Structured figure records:
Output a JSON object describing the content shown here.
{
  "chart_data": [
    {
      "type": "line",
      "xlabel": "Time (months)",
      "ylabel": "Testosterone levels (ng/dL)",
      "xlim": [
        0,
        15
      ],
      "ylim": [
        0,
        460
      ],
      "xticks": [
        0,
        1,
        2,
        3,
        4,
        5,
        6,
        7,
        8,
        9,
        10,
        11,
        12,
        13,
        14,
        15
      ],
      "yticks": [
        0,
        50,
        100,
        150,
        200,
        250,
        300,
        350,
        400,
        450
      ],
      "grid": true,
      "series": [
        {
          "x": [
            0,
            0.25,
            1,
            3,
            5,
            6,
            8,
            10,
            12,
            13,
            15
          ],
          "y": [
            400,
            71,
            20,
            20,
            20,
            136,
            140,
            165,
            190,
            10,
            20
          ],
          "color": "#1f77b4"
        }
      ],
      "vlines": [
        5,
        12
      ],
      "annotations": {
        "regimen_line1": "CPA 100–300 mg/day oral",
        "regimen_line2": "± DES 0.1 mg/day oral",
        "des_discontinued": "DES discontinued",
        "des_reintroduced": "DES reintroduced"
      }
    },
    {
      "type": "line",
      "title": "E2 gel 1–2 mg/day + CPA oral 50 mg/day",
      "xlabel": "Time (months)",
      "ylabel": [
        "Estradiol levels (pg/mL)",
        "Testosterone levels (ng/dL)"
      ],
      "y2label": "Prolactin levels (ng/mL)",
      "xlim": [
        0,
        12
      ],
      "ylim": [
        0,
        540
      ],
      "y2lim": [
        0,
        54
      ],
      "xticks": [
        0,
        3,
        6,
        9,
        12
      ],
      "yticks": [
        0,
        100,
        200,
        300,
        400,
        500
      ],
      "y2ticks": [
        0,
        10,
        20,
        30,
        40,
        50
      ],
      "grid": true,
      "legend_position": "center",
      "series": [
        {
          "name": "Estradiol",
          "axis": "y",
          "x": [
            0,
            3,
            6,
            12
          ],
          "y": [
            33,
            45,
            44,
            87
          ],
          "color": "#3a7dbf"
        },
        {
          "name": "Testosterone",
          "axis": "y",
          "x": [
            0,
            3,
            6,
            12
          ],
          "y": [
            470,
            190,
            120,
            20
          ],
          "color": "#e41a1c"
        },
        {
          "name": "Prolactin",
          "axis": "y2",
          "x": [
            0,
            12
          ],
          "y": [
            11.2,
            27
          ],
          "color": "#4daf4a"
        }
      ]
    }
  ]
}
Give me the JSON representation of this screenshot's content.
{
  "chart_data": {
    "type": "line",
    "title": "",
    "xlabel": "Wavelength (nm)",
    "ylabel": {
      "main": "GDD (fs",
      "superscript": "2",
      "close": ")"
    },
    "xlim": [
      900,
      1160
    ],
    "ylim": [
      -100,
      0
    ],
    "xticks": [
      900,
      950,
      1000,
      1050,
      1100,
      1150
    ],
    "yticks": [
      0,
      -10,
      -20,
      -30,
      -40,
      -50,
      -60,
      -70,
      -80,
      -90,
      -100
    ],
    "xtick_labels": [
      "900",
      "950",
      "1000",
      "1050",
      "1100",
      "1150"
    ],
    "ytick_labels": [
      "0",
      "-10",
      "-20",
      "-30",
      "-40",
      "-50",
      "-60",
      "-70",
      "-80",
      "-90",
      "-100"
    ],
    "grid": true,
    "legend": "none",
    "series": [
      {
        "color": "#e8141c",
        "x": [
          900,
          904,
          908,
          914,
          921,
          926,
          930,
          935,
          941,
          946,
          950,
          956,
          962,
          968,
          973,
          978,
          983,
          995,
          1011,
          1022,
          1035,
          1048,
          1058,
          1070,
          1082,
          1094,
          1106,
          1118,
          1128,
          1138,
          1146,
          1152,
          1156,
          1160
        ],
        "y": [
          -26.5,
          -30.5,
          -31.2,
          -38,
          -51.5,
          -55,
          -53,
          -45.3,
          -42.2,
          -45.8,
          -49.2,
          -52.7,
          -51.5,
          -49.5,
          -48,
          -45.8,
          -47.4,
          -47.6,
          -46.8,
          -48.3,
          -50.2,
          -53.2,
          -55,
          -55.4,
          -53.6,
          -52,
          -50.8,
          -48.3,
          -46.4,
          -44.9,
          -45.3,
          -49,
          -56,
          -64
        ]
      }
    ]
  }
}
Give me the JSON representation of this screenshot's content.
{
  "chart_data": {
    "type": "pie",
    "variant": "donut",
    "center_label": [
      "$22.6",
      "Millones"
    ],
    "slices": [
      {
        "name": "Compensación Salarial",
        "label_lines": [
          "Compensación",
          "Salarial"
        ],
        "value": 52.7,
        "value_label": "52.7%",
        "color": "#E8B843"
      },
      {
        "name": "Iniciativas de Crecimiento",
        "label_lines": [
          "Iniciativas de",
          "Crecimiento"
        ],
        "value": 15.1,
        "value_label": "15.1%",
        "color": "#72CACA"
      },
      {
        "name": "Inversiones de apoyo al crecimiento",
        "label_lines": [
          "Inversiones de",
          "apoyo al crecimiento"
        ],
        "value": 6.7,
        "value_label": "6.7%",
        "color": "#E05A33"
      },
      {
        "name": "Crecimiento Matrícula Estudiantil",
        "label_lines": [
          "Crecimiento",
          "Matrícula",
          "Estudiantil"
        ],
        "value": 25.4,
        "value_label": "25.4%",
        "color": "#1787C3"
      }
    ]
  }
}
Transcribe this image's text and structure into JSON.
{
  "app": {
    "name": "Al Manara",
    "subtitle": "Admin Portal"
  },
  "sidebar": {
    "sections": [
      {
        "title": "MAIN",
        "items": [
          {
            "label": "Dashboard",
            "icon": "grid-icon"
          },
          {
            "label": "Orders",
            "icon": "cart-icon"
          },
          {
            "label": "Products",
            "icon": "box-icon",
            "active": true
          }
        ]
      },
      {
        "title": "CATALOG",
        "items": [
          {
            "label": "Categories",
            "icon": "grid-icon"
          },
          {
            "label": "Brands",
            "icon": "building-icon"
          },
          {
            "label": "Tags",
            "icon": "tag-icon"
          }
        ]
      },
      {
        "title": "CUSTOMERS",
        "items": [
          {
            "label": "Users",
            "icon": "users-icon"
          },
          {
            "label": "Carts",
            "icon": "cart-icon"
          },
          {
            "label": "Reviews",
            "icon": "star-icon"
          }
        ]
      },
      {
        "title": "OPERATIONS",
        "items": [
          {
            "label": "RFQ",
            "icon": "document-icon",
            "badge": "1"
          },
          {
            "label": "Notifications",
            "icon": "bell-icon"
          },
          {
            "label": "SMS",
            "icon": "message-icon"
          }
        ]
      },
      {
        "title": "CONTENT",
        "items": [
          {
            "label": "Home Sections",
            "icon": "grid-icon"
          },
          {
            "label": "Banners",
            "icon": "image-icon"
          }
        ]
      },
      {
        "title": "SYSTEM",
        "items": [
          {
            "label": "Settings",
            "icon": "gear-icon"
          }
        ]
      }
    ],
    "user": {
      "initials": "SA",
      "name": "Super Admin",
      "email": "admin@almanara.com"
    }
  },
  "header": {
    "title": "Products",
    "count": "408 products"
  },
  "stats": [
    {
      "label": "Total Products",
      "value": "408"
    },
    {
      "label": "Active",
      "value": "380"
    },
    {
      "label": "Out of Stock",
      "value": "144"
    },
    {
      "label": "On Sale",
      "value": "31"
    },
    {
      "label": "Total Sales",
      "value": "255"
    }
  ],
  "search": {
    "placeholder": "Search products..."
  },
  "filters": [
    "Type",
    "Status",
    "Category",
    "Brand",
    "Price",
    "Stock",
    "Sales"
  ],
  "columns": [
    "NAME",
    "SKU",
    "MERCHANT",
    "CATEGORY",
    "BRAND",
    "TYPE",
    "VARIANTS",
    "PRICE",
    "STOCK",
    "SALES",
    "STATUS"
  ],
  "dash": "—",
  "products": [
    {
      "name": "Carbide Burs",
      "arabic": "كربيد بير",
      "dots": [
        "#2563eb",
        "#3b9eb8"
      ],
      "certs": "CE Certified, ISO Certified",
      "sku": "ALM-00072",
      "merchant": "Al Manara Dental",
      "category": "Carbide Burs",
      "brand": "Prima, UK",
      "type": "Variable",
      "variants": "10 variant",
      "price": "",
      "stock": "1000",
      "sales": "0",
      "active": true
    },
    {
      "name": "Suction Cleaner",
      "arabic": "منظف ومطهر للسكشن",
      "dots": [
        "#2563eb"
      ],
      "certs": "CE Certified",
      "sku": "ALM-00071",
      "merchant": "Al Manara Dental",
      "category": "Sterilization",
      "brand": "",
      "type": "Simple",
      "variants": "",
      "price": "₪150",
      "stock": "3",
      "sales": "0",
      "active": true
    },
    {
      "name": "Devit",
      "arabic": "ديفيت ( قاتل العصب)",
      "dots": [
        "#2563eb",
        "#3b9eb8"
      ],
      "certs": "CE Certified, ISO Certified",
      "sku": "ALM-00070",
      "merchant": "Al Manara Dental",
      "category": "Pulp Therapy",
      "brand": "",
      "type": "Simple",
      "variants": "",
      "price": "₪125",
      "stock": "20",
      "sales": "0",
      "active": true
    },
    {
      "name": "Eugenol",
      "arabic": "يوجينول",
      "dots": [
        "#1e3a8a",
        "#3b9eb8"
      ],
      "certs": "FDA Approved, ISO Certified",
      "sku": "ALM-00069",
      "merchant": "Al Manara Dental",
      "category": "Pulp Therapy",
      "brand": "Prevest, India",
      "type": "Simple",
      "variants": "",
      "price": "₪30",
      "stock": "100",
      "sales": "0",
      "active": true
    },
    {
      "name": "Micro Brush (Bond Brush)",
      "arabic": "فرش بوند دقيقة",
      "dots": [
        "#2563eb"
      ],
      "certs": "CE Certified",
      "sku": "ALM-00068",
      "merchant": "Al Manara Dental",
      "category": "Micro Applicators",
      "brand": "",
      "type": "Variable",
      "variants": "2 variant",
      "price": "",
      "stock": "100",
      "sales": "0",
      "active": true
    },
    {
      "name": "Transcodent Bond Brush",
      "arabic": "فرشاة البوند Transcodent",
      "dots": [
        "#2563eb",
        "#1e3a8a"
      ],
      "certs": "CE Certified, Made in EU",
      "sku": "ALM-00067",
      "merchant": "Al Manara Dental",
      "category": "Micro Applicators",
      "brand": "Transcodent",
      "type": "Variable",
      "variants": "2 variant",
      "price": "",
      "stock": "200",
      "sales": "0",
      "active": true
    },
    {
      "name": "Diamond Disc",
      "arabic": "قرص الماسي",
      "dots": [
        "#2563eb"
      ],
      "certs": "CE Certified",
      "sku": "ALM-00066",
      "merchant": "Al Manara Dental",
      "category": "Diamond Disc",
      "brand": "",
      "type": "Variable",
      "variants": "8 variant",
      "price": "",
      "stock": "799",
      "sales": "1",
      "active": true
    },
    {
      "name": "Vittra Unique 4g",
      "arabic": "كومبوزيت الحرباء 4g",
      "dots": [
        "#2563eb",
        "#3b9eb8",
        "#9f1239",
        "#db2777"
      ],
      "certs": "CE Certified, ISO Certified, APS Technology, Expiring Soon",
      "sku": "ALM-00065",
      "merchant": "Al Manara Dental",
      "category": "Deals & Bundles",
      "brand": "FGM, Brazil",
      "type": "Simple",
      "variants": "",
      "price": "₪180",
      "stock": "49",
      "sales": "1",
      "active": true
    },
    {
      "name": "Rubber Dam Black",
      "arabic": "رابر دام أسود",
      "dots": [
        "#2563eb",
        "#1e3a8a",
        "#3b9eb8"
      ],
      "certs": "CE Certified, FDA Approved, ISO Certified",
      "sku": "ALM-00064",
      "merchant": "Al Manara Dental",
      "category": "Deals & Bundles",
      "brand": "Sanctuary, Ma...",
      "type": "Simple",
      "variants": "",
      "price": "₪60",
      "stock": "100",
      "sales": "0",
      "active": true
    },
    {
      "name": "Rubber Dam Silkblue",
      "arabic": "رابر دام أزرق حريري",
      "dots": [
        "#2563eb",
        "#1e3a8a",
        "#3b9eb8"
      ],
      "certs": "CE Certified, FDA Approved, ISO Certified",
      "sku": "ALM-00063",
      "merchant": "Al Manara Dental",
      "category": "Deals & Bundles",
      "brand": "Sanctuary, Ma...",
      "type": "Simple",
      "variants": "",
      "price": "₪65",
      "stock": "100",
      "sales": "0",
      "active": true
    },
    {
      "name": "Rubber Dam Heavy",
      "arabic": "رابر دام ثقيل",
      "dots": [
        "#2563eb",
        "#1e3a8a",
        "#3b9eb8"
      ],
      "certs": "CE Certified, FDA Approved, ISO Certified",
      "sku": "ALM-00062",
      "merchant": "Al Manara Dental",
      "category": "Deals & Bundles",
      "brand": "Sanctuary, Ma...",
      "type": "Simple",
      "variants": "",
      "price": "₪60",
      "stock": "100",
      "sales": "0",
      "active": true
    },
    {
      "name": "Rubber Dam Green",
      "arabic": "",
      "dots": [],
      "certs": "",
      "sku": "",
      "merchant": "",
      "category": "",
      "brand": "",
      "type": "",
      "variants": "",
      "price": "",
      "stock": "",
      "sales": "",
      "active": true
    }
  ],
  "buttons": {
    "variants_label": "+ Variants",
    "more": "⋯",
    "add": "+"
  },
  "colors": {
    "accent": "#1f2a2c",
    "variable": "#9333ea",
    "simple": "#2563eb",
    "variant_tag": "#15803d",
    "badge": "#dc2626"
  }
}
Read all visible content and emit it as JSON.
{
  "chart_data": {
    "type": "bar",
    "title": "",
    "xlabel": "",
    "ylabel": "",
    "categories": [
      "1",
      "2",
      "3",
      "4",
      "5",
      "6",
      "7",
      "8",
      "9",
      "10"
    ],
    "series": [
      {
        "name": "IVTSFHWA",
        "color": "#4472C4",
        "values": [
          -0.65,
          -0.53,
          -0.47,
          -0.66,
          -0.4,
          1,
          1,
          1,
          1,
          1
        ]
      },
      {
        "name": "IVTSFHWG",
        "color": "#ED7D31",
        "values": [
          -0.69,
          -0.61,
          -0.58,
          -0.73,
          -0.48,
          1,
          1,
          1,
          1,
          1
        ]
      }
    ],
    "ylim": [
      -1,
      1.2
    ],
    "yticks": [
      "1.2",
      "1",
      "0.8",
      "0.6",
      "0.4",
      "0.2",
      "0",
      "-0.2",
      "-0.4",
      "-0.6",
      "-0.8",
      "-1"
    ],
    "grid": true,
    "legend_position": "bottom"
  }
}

▶ _Instructions to follow_
Scan the entries above. Copy each line that has the string "Burs".

▶ _Correct result_
      "name": "Carbide Burs",
      "category": "Carbide Burs",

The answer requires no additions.